Directive: Leave out the pictures; transcribe all else exactly.

Material for this exercise:
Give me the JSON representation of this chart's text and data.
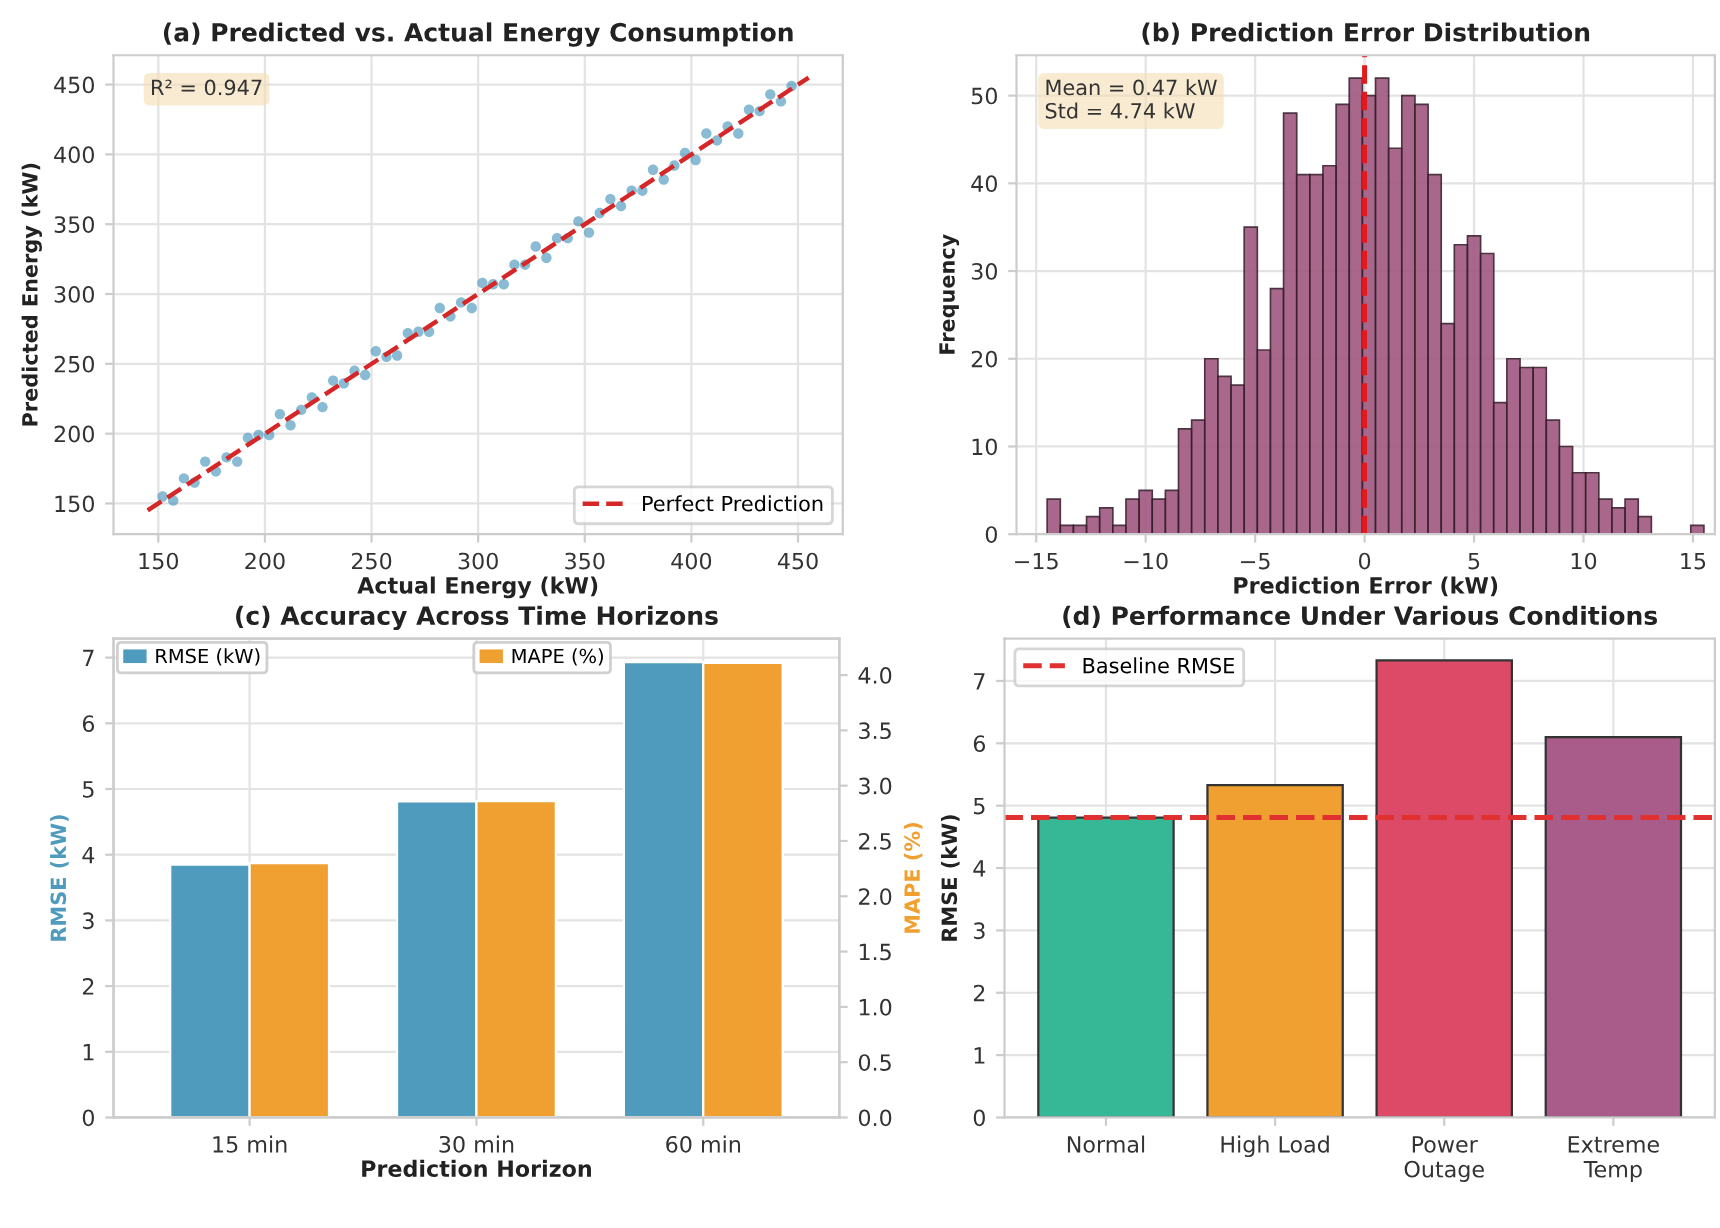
{
  "chart_data": [
    {
      "type": "scatter",
      "title": "(a) Predicted vs. Actual Energy Consumption",
      "xlabel": "Actual Energy (kW)",
      "ylabel": "Predicted Energy (kW)",
      "annotations": [
        "R² = 0.947"
      ],
      "xlim": [
        129,
        471
      ],
      "ylim": [
        128,
        471
      ],
      "xticks": [
        150,
        200,
        250,
        300,
        350,
        400,
        450
      ],
      "yticks": [
        150,
        200,
        250,
        300,
        350,
        400,
        450
      ],
      "grid": true,
      "legend": "bottom right",
      "series": [
        {
          "type": "scatter",
          "color": "#3a8fb7",
          "marker": "circle",
          "x": [
            152,
            157,
            162,
            167,
            172,
            177,
            182,
            187,
            192,
            197,
            202,
            207,
            212,
            217,
            222,
            227,
            232,
            237,
            242,
            247,
            252,
            257,
            262,
            267,
            272,
            277,
            282,
            287,
            292,
            297,
            302,
            307,
            312,
            317,
            322,
            327,
            332,
            337,
            342,
            347,
            352,
            357,
            362,
            367,
            372,
            377,
            382,
            387,
            392,
            397,
            402,
            407,
            412,
            417,
            422,
            427,
            432,
            437,
            442,
            447
          ],
          "values": [
            155,
            152,
            168,
            165,
            180,
            173,
            183,
            180,
            197,
            199,
            199,
            214,
            206,
            217,
            226,
            219,
            238,
            236,
            245,
            242,
            259,
            255,
            256,
            272,
            273,
            273,
            290,
            284,
            294,
            290,
            308,
            307,
            307,
            321,
            321,
            334,
            326,
            340,
            340,
            352,
            344,
            358,
            368,
            363,
            374,
            374,
            389,
            382,
            392,
            401,
            396,
            415,
            410,
            420,
            415,
            432,
            431,
            443,
            438,
            449
          ]
        },
        {
          "type": "line",
          "name": "Perfect Prediction",
          "color": "#d62728",
          "line_style": "dashed",
          "x": [
            145,
            455
          ],
          "values": [
            145,
            455
          ]
        }
      ]
    },
    {
      "type": "histogram",
      "title": "(b) Prediction Error Distribution",
      "xlabel": "Prediction Error (kW)",
      "ylabel": "Frequency",
      "annotations": [
        "Mean = 0.47 kW\nStd = 4.74 kW"
      ],
      "xlim": [
        -15.9,
        16.0
      ],
      "ylim": [
        0,
        54.6
      ],
      "xticks": [
        {
          "value": -15,
          "label": "−15"
        },
        {
          "value": -10,
          "label": "−10"
        },
        {
          "value": -5,
          "label": "−5"
        },
        0,
        5,
        10,
        15
      ],
      "yticks": [
        0,
        10,
        20,
        30,
        40,
        50
      ],
      "grid": true,
      "color": "#a0577f",
      "bins": [
        -14.5,
        -13.9,
        -13.3,
        -12.7,
        -12.1,
        -11.5,
        -10.9,
        -10.3,
        -9.7,
        -9.1,
        -8.5,
        -7.9,
        -7.3,
        -6.7,
        -6.1,
        -5.5,
        -4.9,
        -4.3,
        -3.7,
        -3.1,
        -2.5,
        -1.9,
        -1.3,
        -0.7,
        -0.1,
        0.5,
        1.1,
        1.7,
        2.3,
        2.9,
        3.5,
        4.1,
        4.7,
        5.3,
        5.9,
        6.5,
        7.1,
        7.7,
        8.3,
        8.9,
        9.5,
        10.1,
        10.7,
        11.3,
        11.9,
        12.5,
        13.1,
        13.7,
        14.3,
        14.9,
        15.5
      ],
      "values": [
        4,
        1,
        1,
        2,
        3,
        1,
        4,
        5,
        4,
        5,
        12,
        13,
        20,
        18,
        17,
        35,
        21,
        28,
        48,
        41,
        41,
        42,
        49,
        52,
        50,
        52,
        44,
        50,
        49,
        41,
        24,
        33,
        34,
        32,
        15,
        20,
        19,
        19,
        13,
        10,
        7,
        7,
        4,
        3,
        4,
        2,
        0,
        0,
        0,
        1
      ],
      "ref_lines": [
        {
          "axis": "x",
          "value": 0,
          "color": "#e31a1c",
          "line_style": "dashed"
        }
      ]
    },
    {
      "type": "bar",
      "title": "(c) Accuracy Across Time Horizons",
      "xlabel": "Prediction Horizon",
      "ylabel": "RMSE (kW)",
      "y2label": "MAPE (%)",
      "categories": [
        "15 min",
        "30 min",
        "60 min"
      ],
      "ylim": [
        0,
        7.29
      ],
      "yticks": [
        0,
        1,
        2,
        3,
        4,
        5,
        6,
        7
      ],
      "y2lim": [
        0,
        4.33
      ],
      "y2ticks": [
        {
          "value": 0,
          "label": "0.0"
        },
        0.5,
        {
          "value": 1,
          "label": "1.0"
        },
        1.5,
        {
          "value": 2,
          "label": "2.0"
        },
        2.5,
        {
          "value": 3,
          "label": "3.0"
        },
        3.5,
        {
          "value": 4,
          "label": "4.0"
        }
      ],
      "grid": true,
      "legend": "top",
      "series": [
        {
          "name": "RMSE (kW)",
          "color": "#4f9bbd",
          "values": [
            3.85,
            4.81,
            6.93
          ]
        },
        {
          "name": "MAPE (%)",
          "color": "#f0a030",
          "axis": "y2",
          "values": [
            2.3,
            2.86,
            4.11
          ]
        }
      ]
    },
    {
      "type": "bar",
      "title": "(d) Performance Under Various Conditions",
      "ylabel": "RMSE (kW)",
      "categories": [
        "Normal",
        "High Load",
        "Power\nOutage",
        "Extreme\nTemp"
      ],
      "values": [
        4.81,
        5.33,
        7.33,
        6.1
      ],
      "colors": [
        "#36b795",
        "#f0a030",
        "#dc4a67",
        "#a95b8a"
      ],
      "ylim": [
        0,
        7.68
      ],
      "yticks": [
        0,
        1,
        2,
        3,
        4,
        5,
        6,
        7
      ],
      "grid": true,
      "legend": "top left",
      "ref_lines": [
        {
          "axis": "y",
          "value": 4.81,
          "label": "Baseline RMSE",
          "color": "#e03030",
          "line_style": "dashed"
        }
      ]
    }
  ]
}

Result of this task:
Give me the JSON representation of this chart's text and data.
{
  "chart_data": [
    {
      "type": "scatter",
      "title": "(a) Predicted vs. Actual Energy Consumption",
      "xlabel": "Actual Energy (kW)",
      "ylabel": "Predicted Energy (kW)",
      "annotations": [
        "R² = 0.947"
      ],
      "xlim": [
        129,
        471
      ],
      "ylim": [
        128,
        471
      ],
      "xticks": [
        150,
        200,
        250,
        300,
        350,
        400,
        450
      ],
      "yticks": [
        150,
        200,
        250,
        300,
        350,
        400,
        450
      ],
      "grid": true,
      "legend": "bottom right",
      "series": [
        {
          "type": "scatter",
          "color": "#3a8fb7",
          "marker": "circle",
          "x": [
            152,
            157,
            162,
            167,
            172,
            177,
            182,
            187,
            192,
            197,
            202,
            207,
            212,
            217,
            222,
            227,
            232,
            237,
            242,
            247,
            252,
            257,
            262,
            267,
            272,
            277,
            282,
            287,
            292,
            297,
            302,
            307,
            312,
            317,
            322,
            327,
            332,
            337,
            342,
            347,
            352,
            357,
            362,
            367,
            372,
            377,
            382,
            387,
            392,
            397,
            402,
            407,
            412,
            417,
            422,
            427,
            432,
            437,
            442,
            447
          ],
          "values": [
            155,
            152,
            168,
            165,
            180,
            173,
            183,
            180,
            197,
            199,
            199,
            214,
            206,
            217,
            226,
            219,
            238,
            236,
            245,
            242,
            259,
            255,
            256,
            272,
            273,
            273,
            290,
            284,
            294,
            290,
            308,
            307,
            307,
            321,
            321,
            334,
            326,
            340,
            340,
            352,
            344,
            358,
            368,
            363,
            374,
            374,
            389,
            382,
            392,
            401,
            396,
            415,
            410,
            420,
            415,
            432,
            431,
            443,
            438,
            449
          ]
        },
        {
          "type": "line",
          "name": "Perfect Prediction",
          "color": "#d62728",
          "line_style": "dashed",
          "x": [
            145,
            455
          ],
          "values": [
            145,
            455
          ]
        }
      ]
    },
    {
      "type": "histogram",
      "title": "(b) Prediction Error Distribution",
      "xlabel": "Prediction Error (kW)",
      "ylabel": "Frequency",
      "annotations": [
        "Mean = 0.47 kW\nStd = 4.74 kW"
      ],
      "xlim": [
        -15.9,
        16.0
      ],
      "ylim": [
        0,
        54.6
      ],
      "xticks": [
        {
          "value": -15,
          "label": "−15"
        },
        {
          "value": -10,
          "label": "−10"
        },
        {
          "value": -5,
          "label": "−5"
        },
        0,
        5,
        10,
        15
      ],
      "yticks": [
        0,
        10,
        20,
        30,
        40,
        50
      ],
      "grid": true,
      "color": "#a0577f",
      "bins": [
        -14.5,
        -13.9,
        -13.3,
        -12.7,
        -12.1,
        -11.5,
        -10.9,
        -10.3,
        -9.7,
        -9.1,
        -8.5,
        -7.9,
        -7.3,
        -6.7,
        -6.1,
        -5.5,
        -4.9,
        -4.3,
        -3.7,
        -3.1,
        -2.5,
        -1.9,
        -1.3,
        -0.7,
        -0.1,
        0.5,
        1.1,
        1.7,
        2.3,
        2.9,
        3.5,
        4.1,
        4.7,
        5.3,
        5.9,
        6.5,
        7.1,
        7.7,
        8.3,
        8.9,
        9.5,
        10.1,
        10.7,
        11.3,
        11.9,
        12.5,
        13.1,
        13.7,
        14.3,
        14.9,
        15.5
      ],
      "values": [
        4,
        1,
        1,
        2,
        3,
        1,
        4,
        5,
        4,
        5,
        12,
        13,
        20,
        18,
        17,
        35,
        21,
        28,
        48,
        41,
        41,
        42,
        49,
        52,
        50,
        52,
        44,
        50,
        49,
        41,
        24,
        33,
        34,
        32,
        15,
        20,
        19,
        19,
        13,
        10,
        7,
        7,
        4,
        3,
        4,
        2,
        0,
        0,
        0,
        1
      ],
      "ref_lines": [
        {
          "axis": "x",
          "value": 0,
          "color": "#e31a1c",
          "line_style": "dashed"
        }
      ]
    },
    {
      "type": "bar",
      "title": "(c) Accuracy Across Time Horizons",
      "xlabel": "Prediction Horizon",
      "ylabel": "RMSE (kW)",
      "y2label": "MAPE (%)",
      "categories": [
        "15 min",
        "30 min",
        "60 min"
      ],
      "ylim": [
        0,
        7.29
      ],
      "yticks": [
        0,
        1,
        2,
        3,
        4,
        5,
        6,
        7
      ],
      "y2lim": [
        0,
        4.33
      ],
      "y2ticks": [
        {
          "value": 0,
          "label": "0.0"
        },
        0.5,
        {
          "value": 1,
          "label": "1.0"
        },
        1.5,
        {
          "value": 2,
          "label": "2.0"
        },
        2.5,
        {
          "value": 3,
          "label": "3.0"
        },
        3.5,
        {
          "value": 4,
          "label": "4.0"
        }
      ],
      "grid": true,
      "legend": "top",
      "series": [
        {
          "name": "RMSE (kW)",
          "color": "#4f9bbd",
          "values": [
            3.85,
            4.81,
            6.93
          ]
        },
        {
          "name": "MAPE (%)",
          "color": "#f0a030",
          "axis": "y2",
          "values": [
            2.3,
            2.86,
            4.11
          ]
        }
      ]
    },
    {
      "type": "bar",
      "title": "(d) Performance Under Various Conditions",
      "ylabel": "RMSE (kW)",
      "categories": [
        "Normal",
        "High Load",
        "Power\nOutage",
        "Extreme\nTemp"
      ],
      "values": [
        4.81,
        5.33,
        7.33,
        6.1
      ],
      "colors": [
        "#36b795",
        "#f0a030",
        "#dc4a67",
        "#a95b8a"
      ],
      "ylim": [
        0,
        7.68
      ],
      "yticks": [
        0,
        1,
        2,
        3,
        4,
        5,
        6,
        7
      ],
      "grid": true,
      "legend": "top left",
      "ref_lines": [
        {
          "axis": "y",
          "value": 4.81,
          "label": "Baseline RMSE",
          "color": "#e03030",
          "line_style": "dashed"
        }
      ]
    }
  ]
}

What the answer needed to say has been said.